start

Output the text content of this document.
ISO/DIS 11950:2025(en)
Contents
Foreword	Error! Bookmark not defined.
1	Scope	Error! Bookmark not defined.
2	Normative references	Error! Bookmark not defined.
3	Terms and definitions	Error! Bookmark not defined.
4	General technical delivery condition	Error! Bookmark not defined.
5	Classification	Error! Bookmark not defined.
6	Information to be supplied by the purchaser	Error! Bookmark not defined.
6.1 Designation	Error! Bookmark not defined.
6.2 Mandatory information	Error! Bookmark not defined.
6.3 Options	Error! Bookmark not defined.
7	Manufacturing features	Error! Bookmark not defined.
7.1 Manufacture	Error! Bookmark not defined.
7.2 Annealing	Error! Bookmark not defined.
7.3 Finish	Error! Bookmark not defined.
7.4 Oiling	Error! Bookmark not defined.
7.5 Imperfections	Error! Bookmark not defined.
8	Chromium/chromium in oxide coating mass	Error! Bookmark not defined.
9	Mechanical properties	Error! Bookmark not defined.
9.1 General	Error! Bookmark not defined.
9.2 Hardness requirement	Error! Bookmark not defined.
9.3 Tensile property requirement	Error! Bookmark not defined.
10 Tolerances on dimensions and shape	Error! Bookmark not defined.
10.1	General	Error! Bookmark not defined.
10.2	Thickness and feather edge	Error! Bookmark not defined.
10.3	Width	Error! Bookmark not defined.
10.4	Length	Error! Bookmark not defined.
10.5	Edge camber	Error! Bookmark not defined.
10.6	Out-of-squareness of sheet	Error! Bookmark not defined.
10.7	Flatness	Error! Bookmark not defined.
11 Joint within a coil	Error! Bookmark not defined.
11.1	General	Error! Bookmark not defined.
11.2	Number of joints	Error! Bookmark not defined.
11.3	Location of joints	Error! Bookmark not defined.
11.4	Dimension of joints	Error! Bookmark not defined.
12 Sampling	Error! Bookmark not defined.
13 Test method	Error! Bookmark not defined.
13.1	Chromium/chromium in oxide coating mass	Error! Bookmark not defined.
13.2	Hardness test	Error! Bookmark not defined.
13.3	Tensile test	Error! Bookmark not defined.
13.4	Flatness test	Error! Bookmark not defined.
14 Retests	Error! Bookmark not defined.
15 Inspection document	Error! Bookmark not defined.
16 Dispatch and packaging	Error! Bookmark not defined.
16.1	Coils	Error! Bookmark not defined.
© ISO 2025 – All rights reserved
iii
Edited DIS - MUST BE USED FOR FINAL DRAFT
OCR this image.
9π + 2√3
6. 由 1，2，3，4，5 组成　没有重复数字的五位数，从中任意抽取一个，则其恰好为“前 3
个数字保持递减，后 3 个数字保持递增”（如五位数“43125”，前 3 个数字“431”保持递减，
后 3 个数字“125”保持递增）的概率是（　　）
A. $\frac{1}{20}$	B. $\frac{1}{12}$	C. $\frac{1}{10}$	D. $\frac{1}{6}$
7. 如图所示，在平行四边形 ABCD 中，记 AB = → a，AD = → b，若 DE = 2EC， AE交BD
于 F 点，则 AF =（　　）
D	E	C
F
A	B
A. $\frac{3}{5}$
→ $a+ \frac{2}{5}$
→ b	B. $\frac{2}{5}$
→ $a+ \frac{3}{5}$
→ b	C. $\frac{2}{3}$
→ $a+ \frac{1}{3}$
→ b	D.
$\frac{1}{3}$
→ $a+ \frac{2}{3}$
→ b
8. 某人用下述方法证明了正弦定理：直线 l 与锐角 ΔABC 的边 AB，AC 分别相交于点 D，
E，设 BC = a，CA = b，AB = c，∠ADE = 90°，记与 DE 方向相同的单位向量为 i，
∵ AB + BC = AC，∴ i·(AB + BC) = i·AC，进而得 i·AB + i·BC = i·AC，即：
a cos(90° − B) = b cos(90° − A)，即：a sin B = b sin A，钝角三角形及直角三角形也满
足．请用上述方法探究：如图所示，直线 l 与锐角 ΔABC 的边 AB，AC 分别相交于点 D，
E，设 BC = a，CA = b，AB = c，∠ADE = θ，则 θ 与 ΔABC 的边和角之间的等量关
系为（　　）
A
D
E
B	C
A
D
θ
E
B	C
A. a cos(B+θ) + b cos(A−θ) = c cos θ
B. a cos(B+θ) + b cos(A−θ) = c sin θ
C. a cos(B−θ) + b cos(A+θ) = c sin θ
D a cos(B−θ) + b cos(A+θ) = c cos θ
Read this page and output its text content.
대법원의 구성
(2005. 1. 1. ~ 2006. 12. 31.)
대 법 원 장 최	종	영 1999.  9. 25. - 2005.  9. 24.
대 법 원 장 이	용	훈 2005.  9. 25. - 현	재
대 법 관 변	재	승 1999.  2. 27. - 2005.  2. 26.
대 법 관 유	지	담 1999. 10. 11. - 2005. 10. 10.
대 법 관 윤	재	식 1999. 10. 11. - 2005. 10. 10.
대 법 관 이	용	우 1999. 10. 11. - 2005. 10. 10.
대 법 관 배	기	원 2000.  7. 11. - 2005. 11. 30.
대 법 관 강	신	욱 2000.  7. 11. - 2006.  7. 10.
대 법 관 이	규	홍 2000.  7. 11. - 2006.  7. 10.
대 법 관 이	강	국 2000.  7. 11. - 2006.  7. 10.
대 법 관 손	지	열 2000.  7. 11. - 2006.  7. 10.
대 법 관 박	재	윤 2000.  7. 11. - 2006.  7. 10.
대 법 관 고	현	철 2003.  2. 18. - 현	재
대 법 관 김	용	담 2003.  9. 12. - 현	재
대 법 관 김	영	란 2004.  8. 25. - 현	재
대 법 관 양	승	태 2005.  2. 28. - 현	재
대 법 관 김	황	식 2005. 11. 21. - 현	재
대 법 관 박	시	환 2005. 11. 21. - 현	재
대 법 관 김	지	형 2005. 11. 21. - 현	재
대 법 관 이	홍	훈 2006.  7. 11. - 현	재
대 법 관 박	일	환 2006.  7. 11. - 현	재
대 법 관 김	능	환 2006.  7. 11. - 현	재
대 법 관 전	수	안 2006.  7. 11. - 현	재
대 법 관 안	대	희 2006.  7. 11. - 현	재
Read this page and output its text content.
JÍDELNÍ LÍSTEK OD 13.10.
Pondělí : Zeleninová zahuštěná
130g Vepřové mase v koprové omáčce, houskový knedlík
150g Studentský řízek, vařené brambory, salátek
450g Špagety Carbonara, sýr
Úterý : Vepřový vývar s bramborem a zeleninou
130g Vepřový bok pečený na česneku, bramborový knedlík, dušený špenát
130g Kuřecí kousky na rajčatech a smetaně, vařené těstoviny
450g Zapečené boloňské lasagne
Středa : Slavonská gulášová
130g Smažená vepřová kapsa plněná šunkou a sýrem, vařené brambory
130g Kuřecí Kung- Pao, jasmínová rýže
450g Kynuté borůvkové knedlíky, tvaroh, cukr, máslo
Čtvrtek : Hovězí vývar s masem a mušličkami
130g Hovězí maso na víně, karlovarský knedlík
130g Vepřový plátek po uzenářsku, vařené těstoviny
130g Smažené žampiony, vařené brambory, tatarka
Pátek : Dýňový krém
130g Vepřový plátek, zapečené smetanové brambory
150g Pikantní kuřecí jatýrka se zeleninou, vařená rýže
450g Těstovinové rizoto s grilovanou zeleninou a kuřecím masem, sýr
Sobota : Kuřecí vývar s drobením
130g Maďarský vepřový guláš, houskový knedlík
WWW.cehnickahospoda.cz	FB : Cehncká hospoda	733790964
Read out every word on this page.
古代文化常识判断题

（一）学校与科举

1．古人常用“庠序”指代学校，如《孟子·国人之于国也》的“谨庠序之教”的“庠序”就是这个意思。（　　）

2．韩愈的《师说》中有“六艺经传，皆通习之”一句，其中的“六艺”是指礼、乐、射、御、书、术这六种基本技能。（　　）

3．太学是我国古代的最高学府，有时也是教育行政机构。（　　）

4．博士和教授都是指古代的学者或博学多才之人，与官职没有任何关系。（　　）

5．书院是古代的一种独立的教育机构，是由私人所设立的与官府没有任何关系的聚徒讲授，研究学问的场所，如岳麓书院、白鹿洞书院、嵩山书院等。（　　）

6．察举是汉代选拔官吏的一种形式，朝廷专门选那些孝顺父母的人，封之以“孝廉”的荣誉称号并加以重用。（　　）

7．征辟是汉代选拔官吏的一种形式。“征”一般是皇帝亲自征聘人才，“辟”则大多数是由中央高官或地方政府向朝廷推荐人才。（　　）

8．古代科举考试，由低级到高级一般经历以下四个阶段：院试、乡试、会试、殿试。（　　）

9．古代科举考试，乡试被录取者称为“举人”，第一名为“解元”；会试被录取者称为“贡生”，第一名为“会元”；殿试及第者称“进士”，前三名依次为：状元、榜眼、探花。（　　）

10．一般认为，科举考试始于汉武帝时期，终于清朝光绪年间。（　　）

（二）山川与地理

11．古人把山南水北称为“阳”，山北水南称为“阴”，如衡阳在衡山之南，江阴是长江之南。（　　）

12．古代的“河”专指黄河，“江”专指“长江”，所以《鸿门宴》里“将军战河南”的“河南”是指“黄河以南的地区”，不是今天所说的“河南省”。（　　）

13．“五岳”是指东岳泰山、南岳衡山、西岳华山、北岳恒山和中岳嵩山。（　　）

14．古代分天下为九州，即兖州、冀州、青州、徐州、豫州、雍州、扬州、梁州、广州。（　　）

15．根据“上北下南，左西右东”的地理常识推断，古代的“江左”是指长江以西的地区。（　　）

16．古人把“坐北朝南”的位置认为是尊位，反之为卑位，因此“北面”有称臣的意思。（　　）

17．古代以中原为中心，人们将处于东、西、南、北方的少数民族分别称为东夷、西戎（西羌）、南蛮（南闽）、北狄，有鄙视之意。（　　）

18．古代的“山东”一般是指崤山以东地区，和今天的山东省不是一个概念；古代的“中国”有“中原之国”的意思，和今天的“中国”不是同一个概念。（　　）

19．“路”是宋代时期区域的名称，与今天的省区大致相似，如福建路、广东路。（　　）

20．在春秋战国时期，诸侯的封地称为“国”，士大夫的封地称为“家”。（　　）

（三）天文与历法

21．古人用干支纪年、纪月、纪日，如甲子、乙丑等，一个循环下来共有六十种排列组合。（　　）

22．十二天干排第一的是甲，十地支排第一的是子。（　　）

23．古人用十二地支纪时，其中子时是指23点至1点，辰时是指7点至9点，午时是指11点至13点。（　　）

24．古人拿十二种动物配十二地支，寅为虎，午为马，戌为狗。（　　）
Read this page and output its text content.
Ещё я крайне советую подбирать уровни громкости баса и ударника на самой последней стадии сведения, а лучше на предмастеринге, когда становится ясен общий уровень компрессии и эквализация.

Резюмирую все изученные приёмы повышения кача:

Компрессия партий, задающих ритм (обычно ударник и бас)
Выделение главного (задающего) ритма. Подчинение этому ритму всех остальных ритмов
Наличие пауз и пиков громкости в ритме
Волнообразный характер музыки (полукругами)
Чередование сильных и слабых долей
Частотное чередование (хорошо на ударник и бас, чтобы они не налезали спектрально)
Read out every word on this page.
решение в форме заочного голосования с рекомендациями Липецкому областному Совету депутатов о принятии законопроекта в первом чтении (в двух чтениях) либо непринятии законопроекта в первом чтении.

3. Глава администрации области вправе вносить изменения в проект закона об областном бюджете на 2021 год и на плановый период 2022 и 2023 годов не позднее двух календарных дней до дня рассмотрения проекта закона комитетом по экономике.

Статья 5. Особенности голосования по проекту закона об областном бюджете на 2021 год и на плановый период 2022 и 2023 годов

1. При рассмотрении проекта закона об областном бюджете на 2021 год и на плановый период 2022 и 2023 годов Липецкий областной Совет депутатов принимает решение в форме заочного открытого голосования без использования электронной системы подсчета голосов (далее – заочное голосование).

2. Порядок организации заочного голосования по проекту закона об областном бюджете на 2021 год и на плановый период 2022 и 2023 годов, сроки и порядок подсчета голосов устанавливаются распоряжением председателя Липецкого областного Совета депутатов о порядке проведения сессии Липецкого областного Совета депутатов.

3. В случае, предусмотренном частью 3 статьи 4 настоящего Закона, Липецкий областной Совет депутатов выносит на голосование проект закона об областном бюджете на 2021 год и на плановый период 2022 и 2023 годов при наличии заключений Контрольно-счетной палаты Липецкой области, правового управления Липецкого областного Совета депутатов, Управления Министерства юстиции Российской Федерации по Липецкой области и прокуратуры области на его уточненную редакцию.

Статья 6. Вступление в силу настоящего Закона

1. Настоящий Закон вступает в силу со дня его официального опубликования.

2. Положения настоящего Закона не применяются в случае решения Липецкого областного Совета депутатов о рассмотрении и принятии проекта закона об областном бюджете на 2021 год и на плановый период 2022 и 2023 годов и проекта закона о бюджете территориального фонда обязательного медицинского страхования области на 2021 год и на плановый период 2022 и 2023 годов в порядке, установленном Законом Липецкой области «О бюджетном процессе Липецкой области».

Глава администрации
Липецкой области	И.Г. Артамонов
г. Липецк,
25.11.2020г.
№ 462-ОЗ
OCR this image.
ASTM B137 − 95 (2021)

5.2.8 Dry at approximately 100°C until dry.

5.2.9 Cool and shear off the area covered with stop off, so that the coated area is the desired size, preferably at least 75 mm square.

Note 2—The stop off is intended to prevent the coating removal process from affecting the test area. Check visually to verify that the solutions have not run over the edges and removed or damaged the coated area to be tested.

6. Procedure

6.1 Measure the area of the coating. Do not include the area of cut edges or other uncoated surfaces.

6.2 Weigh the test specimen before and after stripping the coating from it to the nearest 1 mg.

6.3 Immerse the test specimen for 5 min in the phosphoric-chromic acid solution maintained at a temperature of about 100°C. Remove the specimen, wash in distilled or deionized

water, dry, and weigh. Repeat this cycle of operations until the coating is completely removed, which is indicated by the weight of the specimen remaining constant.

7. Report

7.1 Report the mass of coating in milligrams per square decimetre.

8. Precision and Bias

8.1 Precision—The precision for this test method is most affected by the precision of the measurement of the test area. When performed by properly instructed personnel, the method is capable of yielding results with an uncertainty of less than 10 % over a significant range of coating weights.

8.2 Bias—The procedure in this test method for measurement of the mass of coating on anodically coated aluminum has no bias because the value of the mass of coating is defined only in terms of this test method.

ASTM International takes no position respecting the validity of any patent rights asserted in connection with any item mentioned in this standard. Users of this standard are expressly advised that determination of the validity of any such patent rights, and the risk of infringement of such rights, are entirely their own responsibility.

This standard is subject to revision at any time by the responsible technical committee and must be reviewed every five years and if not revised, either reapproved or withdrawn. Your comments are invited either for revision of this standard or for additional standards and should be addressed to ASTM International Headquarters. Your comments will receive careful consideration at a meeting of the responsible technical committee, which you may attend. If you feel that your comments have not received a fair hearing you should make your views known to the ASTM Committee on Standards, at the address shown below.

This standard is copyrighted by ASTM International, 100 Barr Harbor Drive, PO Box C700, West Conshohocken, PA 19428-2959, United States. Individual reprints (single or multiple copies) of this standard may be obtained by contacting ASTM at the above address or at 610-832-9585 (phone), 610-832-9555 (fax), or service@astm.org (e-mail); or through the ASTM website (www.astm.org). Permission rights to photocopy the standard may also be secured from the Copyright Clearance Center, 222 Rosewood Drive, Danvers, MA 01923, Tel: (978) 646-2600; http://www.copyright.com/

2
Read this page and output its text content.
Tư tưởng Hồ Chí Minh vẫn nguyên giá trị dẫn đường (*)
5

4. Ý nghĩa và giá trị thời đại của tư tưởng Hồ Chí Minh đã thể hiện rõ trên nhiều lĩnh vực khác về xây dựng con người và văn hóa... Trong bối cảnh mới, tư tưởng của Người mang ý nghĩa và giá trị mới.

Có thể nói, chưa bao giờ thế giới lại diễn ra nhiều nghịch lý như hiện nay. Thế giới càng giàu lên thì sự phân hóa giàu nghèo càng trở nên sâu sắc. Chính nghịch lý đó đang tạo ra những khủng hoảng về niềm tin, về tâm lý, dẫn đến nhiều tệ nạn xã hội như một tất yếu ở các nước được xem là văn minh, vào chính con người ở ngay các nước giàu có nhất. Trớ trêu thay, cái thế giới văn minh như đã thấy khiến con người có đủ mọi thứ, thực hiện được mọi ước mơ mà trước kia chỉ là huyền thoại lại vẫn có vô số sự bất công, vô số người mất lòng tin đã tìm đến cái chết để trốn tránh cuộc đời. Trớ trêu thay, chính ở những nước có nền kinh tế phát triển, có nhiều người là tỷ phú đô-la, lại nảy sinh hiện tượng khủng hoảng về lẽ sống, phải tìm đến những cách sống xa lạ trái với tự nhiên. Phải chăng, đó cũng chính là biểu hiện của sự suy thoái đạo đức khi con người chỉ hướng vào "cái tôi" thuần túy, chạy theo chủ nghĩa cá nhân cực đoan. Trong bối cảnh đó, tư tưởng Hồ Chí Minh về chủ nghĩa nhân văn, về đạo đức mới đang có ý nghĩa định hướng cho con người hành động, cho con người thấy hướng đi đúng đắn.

end

**Stated task:** Provide only the number of lines in the records containing the string "заочного".

**Output for this task:** 3